### Working data

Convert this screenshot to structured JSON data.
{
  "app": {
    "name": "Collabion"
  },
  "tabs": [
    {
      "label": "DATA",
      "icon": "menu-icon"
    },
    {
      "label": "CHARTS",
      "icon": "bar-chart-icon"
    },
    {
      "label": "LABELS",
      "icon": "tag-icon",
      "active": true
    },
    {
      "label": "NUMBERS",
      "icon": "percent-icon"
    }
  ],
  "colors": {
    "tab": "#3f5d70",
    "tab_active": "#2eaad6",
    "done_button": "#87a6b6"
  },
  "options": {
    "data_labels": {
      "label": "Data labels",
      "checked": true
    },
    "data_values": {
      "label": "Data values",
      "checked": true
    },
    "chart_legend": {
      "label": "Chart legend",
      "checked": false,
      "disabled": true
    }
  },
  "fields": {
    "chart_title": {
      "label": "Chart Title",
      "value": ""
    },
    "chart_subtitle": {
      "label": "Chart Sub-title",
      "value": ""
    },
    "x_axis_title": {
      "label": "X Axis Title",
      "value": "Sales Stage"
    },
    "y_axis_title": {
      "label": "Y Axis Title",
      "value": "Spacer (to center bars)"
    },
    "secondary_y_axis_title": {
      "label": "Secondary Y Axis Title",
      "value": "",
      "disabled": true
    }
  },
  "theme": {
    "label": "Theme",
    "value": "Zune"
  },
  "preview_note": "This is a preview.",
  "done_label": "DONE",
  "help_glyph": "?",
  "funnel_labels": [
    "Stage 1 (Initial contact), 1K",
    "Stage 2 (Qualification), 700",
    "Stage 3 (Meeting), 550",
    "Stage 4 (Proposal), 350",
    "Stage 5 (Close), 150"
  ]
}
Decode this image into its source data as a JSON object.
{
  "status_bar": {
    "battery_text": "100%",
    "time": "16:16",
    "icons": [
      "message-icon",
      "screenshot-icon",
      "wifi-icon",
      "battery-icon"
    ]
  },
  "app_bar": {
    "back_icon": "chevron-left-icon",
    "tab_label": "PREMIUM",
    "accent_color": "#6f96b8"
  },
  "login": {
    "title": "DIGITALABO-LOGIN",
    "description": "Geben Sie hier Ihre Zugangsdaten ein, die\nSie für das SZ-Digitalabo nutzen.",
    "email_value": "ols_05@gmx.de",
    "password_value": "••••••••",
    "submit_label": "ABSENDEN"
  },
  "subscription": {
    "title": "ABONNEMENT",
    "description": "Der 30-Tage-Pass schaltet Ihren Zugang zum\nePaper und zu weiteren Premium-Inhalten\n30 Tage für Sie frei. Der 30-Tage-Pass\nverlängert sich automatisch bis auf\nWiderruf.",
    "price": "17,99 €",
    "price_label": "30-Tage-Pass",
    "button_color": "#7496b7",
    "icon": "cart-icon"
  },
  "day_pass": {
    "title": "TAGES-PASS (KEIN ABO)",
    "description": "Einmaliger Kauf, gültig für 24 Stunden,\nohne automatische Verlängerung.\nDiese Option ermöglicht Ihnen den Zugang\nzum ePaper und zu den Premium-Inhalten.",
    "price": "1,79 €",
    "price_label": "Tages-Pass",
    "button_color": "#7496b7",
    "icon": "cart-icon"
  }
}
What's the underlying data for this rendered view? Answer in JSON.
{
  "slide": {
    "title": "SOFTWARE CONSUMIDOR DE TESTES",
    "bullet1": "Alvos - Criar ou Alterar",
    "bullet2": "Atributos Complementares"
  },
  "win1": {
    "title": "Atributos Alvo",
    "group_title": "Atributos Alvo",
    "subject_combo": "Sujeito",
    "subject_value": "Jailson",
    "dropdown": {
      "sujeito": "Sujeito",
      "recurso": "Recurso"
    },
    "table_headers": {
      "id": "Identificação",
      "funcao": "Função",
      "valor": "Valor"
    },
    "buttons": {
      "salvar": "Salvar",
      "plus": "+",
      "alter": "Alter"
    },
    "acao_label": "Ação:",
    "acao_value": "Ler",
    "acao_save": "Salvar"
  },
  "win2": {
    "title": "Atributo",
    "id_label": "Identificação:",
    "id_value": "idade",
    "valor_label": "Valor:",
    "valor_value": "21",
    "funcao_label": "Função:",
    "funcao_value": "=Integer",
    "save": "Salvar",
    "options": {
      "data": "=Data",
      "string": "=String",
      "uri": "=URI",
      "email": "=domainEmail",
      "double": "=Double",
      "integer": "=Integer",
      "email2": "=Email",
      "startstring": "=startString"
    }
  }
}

### Problem requirements
Repeat the listing above without any change.

### The solution
Convert this screenshot to structured JSON data.
{
  "app": {
    "name": "Collabion"
  },
  "tabs": [
    {
      "label": "DATA",
      "icon": "menu-icon"
    },
    {
      "label": "CHARTS",
      "icon": "bar-chart-icon"
    },
    {
      "label": "LABELS",
      "icon": "tag-icon",
      "active": true
    },
    {
      "label": "NUMBERS",
      "icon": "percent-icon"
    }
  ],
  "colors": {
    "tab": "#3f5d70",
    "tab_active": "#2eaad6",
    "done_button": "#87a6b6"
  },
  "options": {
    "data_labels": {
      "label": "Data labels",
      "checked": true
    },
    "data_values": {
      "label": "Data values",
      "checked": true
    },
    "chart_legend": {
      "label": "Chart legend",
      "checked": false,
      "disabled": true
    }
  },
  "fields": {
    "chart_title": {
      "label": "Chart Title",
      "value": ""
    },
    "chart_subtitle": {
      "label": "Chart Sub-title",
      "value": ""
    },
    "x_axis_title": {
      "label": "X Axis Title",
      "value": "Sales Stage"
    },
    "y_axis_title": {
      "label": "Y Axis Title",
      "value": "Spacer (to center bars)"
    },
    "secondary_y_axis_title": {
      "label": "Secondary Y Axis Title",
      "value": "",
      "disabled": true
    }
  },
  "theme": {
    "label": "Theme",
    "value": "Zune"
  },
  "preview_note": "This is a preview.",
  "done_label": "DONE",
  "help_glyph": "?",
  "funnel_labels": [
    "Stage 1 (Initial contact), 1K",
    "Stage 2 (Qualification), 700",
    "Stage 3 (Meeting), 550",
    "Stage 4 (Proposal), 350",
    "Stage 5 (Close), 150"
  ]
}
Decode this image into its source data as a JSON object.
{
  "status_bar": {
    "battery_text": "100%",
    "time": "16:16",
    "icons": [
      "message-icon",
      "screenshot-icon",
      "wifi-icon",
      "battery-icon"
    ]
  },
  "app_bar": {
    "back_icon": "chevron-left-icon",
    "tab_label": "PREMIUM",
    "accent_color": "#6f96b8"
  },
  "login": {
    "title": "DIGITALABO-LOGIN",
    "description": "Geben Sie hier Ihre Zugangsdaten ein, die\nSie für das SZ-Digitalabo nutzen.",
    "email_value": "ols_05@gmx.de",
    "password_value": "••••••••",
    "submit_label": "ABSENDEN"
  },
  "subscription": {
    "title": "ABONNEMENT",
    "description": "Der 30-Tage-Pass schaltet Ihren Zugang zum\nePaper und zu weiteren Premium-Inhalten\n30 Tage für Sie frei. Der 30-Tage-Pass\nverlängert sich automatisch bis auf\nWiderruf.",
    "price": "17,99 €",
    "price_label": "30-Tage-Pass",
    "button_color": "#7496b7",
    "icon": "cart-icon"
  },
  "day_pass": {
    "title": "TAGES-PASS (KEIN ABO)",
    "description": "Einmaliger Kauf, gültig für 24 Stunden,\nohne automatische Verlängerung.\nDiese Option ermöglicht Ihnen den Zugang\nzum ePaper und zu den Premium-Inhalten.",
    "price": "1,79 €",
    "price_label": "Tages-Pass",
    "button_color": "#7496b7",
    "icon": "cart-icon"
  }
}
What's the underlying data for this rendered view? Answer in JSON.
{
  "slide": {
    "title": "SOFTWARE CONSUMIDOR DE TESTES",
    "bullet1": "Alvos - Criar ou Alterar",
    "bullet2": "Atributos Complementares"
  },
  "win1": {
    "title": "Atributos Alvo",
    "group_title": "Atributos Alvo",
    "subject_combo": "Sujeito",
    "subject_value": "Jailson",
    "dropdown": {
      "sujeito": "Sujeito",
      "recurso": "Recurso"
    },
    "table_headers": {
      "id": "Identificação",
      "funcao": "Função",
      "valor": "Valor"
    },
    "buttons": {
      "salvar": "Salvar",
      "plus": "+",
      "alter": "Alter"
    },
    "acao_label": "Ação:",
    "acao_value": "Ler",
    "acao_save": "Salvar"
  },
  "win2": {
    "title": "Atributo",
    "id_label": "Identificação:",
    "id_value": "idade",
    "valor_label": "Valor:",
    "valor_value": "21",
    "funcao_label": "Função:",
    "funcao_value": "=Integer",
    "save": "Salvar",
    "options": {
      "data": "=Data",
      "string": "=String",
      "uri": "=URI",
      "email": "=domainEmail",
      "double": "=Double",
      "integer": "=Integer",
      "email2": "=Email",
      "startstring": "=startString"
    }
  }
}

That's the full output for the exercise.